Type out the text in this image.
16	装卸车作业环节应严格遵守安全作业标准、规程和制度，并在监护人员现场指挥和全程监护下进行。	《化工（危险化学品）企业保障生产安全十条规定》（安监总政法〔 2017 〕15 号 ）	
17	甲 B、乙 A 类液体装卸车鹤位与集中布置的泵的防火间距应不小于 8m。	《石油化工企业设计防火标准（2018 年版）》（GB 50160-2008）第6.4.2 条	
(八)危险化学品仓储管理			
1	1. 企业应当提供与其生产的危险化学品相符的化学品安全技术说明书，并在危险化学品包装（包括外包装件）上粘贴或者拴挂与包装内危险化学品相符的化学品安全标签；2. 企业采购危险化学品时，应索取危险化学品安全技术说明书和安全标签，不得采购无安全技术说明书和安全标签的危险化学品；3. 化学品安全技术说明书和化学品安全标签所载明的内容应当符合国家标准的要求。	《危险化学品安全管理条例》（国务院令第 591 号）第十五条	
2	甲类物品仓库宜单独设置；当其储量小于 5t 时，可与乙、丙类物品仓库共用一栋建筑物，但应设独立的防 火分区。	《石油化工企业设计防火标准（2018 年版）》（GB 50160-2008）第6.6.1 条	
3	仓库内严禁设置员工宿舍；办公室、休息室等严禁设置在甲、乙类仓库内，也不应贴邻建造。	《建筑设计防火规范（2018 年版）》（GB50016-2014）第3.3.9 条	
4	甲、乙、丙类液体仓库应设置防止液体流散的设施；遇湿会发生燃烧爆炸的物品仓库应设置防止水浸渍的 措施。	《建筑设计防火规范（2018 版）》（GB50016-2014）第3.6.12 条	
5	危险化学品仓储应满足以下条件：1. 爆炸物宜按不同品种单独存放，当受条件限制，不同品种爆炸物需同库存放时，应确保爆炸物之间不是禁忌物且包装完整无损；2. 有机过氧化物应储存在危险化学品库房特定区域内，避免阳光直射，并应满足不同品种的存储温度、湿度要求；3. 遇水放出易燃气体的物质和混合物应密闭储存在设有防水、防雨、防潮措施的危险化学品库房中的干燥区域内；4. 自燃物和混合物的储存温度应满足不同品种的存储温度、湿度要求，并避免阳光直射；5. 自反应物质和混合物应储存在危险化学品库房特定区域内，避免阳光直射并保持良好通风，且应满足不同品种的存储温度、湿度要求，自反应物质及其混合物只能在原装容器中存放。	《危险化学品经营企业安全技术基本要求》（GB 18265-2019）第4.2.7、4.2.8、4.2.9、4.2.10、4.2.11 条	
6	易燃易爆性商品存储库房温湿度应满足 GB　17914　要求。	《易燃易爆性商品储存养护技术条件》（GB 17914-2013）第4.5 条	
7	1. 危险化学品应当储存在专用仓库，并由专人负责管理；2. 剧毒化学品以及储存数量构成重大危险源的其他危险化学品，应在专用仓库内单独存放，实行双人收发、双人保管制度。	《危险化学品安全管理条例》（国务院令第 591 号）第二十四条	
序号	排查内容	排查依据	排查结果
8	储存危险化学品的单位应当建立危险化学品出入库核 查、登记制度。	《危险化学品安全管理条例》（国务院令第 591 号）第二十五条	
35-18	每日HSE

---*---

Each line above is to be repeated exactly.

_Exercise output_:
Type out the text in this image.
16	装卸车作业环节应严格遵守安全作业标准、规程和制度，并在监护人员现场指挥和全程监护下进行。	《化工（危险化学品）企业保障生产安全十条规定》（安监总政法〔 2017 〕15 号 ）	
17	甲 B、乙 A 类液体装卸车鹤位与集中布置的泵的防火间距应不小于 8m。	《石油化工企业设计防火标准（2018 年版）》（GB 50160-2008）第6.4.2 条	
(八)危险化学品仓储管理			
1	1. 企业应当提供与其生产的危险化学品相符的化学品安全技术说明书，并在危险化学品包装（包括外包装件）上粘贴或者拴挂与包装内危险化学品相符的化学品安全标签；2. 企业采购危险化学品时，应索取危险化学品安全技术说明书和安全标签，不得采购无安全技术说明书和安全标签的危险化学品；3. 化学品安全技术说明书和化学品安全标签所载明的内容应当符合国家标准的要求。	《危险化学品安全管理条例》（国务院令第 591 号）第十五条	
2	甲类物品仓库宜单独设置；当其储量小于 5t 时，可与乙、丙类物品仓库共用一栋建筑物，但应设独立的防 火分区。	《石油化工企业设计防火标准（2018 年版）》（GB 50160-2008）第6.6.1 条	
3	仓库内严禁设置员工宿舍；办公室、休息室等严禁设置在甲、乙类仓库内，也不应贴邻建造。	《建筑设计防火规范（2018 年版）》（GB50016-2014）第3.3.9 条	
4	甲、乙、丙类液体仓库应设置防止液体流散的设施；遇湿会发生燃烧爆炸的物品仓库应设置防止水浸渍的 措施。	《建筑设计防火规范（2018 版）》（GB50016-2014）第3.6.12 条	
5	危险化学品仓储应满足以下条件：1. 爆炸物宜按不同品种单独存放，当受条件限制，不同品种爆炸物需同库存放时，应确保爆炸物之间不是禁忌物且包装完整无损；2. 有机过氧化物应储存在危险化学品库房特定区域内，避免阳光直射，并应满足不同品种的存储温度、湿度要求；3. 遇水放出易燃气体的物质和混合物应密闭储存在设有防水、防雨、防潮措施的危险化学品库房中的干燥区域内；4. 自燃物和混合物的储存温度应满足不同品种的存储温度、湿度要求，并避免阳光直射；5. 自反应物质和混合物应储存在危险化学品库房特定区域内，避免阳光直射并保持良好通风，且应满足不同品种的存储温度、湿度要求，自反应物质及其混合物只能在原装容器中存放。	《危险化学品经营企业安全技术基本要求》（GB 18265-2019）第4.2.7、4.2.8、4.2.9、4.2.10、4.2.11 条	
6	易燃易爆性商品存储库房温湿度应满足 GB　17914　要求。	《易燃易爆性商品储存养护技术条件》（GB 17914-2013）第4.5 条	
7	1. 危险化学品应当储存在专用仓库，并由专人负责管理；2. 剧毒化学品以及储存数量构成重大危险源的其他危险化学品，应在专用仓库内单独存放，实行双人收发、双人保管制度。	《危险化学品安全管理条例》（国务院令第 591 号）第二十四条	
序号	排查内容	排查依据	排查结果
8	储存危险化学品的单位应当建立危险化学品出入库核 查、登记制度。	《危险化学品安全管理条例》（国务院令第 591 号）第二十五条	
35-18	每日HSE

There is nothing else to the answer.